■ INSTRUCTIONS FOR THE TASK ■
Beginning at the line that contains "Decode this image", reproduce every line to the end of the material without changing any of them.

Collected data
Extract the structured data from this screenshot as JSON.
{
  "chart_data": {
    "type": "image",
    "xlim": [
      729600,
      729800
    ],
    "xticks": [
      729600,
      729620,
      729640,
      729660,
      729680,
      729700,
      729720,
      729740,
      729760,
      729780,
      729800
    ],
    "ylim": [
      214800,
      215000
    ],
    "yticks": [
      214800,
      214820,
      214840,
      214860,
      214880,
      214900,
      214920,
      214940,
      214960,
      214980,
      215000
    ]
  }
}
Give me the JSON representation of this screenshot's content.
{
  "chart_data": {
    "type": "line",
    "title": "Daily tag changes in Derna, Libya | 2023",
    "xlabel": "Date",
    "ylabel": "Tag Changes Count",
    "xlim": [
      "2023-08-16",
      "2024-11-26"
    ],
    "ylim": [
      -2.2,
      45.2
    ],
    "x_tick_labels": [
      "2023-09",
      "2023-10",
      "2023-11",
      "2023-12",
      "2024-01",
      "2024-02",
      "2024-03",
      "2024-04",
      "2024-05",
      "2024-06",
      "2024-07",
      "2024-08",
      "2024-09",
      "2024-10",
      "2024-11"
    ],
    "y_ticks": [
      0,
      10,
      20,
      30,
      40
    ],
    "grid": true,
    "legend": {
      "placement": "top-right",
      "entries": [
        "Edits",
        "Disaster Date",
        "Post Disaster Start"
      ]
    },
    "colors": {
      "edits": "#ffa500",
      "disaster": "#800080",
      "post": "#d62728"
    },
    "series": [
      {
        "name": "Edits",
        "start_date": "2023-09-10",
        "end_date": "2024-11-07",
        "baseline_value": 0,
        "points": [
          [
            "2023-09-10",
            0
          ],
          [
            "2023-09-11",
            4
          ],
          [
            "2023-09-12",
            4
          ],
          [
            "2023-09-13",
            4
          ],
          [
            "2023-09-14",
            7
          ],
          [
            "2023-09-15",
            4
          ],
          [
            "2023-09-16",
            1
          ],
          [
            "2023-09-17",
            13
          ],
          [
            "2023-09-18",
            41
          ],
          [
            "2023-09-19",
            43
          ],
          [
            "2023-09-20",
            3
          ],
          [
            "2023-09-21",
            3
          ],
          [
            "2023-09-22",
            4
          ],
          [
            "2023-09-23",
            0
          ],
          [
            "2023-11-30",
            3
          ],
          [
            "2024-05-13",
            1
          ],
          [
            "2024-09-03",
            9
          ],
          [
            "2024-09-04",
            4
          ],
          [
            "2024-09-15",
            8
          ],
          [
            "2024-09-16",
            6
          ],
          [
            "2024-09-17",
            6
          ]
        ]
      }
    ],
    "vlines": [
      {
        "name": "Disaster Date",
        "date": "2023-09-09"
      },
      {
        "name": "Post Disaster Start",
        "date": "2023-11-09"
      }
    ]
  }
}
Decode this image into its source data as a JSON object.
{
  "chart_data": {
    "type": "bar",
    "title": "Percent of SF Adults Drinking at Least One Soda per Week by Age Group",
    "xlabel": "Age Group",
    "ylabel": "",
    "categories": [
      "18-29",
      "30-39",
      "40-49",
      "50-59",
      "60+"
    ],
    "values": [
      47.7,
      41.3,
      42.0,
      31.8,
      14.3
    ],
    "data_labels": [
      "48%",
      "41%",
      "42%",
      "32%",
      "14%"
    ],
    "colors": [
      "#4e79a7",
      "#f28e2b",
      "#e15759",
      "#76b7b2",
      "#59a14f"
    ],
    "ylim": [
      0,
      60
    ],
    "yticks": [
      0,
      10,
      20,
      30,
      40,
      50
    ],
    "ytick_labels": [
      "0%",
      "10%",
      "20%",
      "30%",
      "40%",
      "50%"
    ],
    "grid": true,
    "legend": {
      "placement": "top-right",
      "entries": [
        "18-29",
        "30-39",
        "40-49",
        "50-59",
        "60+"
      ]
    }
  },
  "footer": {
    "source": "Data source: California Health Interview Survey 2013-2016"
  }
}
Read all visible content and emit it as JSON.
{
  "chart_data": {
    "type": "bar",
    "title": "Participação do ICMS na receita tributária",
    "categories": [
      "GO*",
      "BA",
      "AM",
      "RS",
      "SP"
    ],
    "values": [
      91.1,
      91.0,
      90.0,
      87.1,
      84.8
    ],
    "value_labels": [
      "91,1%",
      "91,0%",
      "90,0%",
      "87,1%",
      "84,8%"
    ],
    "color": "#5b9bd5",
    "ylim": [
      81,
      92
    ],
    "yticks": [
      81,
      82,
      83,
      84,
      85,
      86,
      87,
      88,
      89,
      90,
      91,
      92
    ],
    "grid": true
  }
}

■ REPLY TO THE TASK ■
Decode this image into its source data as a JSON object.
{
  "chart_data": {
    "type": "bar",
    "title": "Percent of SF Adults Drinking at Least One Soda per Week by Age Group",
    "xlabel": "Age Group",
    "ylabel": "",
    "categories": [
      "18-29",
      "30-39",
      "40-49",
      "50-59",
      "60+"
    ],
    "values": [
      47.7,
      41.3,
      42.0,
      31.8,
      14.3
    ],
    "data_labels": [
      "48%",
      "41%",
      "42%",
      "32%",
      "14%"
    ],
    "colors": [
      "#4e79a7",
      "#f28e2b",
      "#e15759",
      "#76b7b2",
      "#59a14f"
    ],
    "ylim": [
      0,
      60
    ],
    "yticks": [
      0,
      10,
      20,
      30,
      40,
      50
    ],
    "ytick_labels": [
      "0%",
      "10%",
      "20%",
      "30%",
      "40%",
      "50%"
    ],
    "grid": true,
    "legend": {
      "placement": "top-right",
      "entries": [
        "18-29",
        "30-39",
        "40-49",
        "50-59",
        "60+"
      ]
    }
  },
  "footer": {
    "source": "Data source: California Health Interview Survey 2013-2016"
  }
}
Read all visible content and emit it as JSON.
{
  "chart_data": {
    "type": "bar",
    "title": "Participação do ICMS na receita tributária",
    "categories": [
      "GO*",
      "BA",
      "AM",
      "RS",
      "SP"
    ],
    "values": [
      91.1,
      91.0,
      90.0,
      87.1,
      84.8
    ],
    "value_labels": [
      "91,1%",
      "91,0%",
      "90,0%",
      "87,1%",
      "84,8%"
    ],
    "color": "#5b9bd5",
    "ylim": [
      81,
      92
    ],
    "yticks": [
      81,
      82,
      83,
      84,
      85,
      86,
      87,
      88,
      89,
      90,
      91,
      92
    ],
    "grid": true
  }
}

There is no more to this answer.